--- Data supplied ---

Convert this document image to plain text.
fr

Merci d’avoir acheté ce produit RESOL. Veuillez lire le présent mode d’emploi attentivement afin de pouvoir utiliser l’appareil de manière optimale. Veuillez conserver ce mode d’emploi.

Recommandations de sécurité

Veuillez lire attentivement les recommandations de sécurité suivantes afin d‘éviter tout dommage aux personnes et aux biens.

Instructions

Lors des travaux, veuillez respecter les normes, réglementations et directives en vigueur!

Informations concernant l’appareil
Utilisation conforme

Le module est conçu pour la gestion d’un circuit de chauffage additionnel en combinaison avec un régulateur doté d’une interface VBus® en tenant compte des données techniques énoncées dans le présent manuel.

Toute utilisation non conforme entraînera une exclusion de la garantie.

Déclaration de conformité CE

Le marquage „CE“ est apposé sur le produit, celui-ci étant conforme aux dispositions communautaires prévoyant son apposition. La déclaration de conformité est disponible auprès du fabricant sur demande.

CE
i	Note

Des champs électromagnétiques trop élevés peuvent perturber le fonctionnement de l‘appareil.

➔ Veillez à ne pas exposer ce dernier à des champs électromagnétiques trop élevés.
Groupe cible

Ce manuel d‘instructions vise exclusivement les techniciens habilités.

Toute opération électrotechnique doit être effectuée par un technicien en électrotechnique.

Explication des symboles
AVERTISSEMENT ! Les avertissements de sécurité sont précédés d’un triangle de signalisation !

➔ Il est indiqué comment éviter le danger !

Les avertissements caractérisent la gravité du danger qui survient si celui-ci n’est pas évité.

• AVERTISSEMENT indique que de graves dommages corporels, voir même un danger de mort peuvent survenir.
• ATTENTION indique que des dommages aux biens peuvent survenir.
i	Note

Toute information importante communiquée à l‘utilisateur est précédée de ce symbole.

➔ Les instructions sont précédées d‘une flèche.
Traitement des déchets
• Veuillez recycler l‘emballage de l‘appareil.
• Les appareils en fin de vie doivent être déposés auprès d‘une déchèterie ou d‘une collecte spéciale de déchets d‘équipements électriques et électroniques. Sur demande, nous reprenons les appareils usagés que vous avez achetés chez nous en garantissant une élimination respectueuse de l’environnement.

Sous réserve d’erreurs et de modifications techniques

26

---

Your goal: Pick out lines containing the word "survenir", each one as written.

Answer:
• AVERTISSEMENT indique que de graves dommages corporels, voir même un danger de mort peuvent survenir.
• ATTENTION indique que des dommages aux biens peuvent survenir.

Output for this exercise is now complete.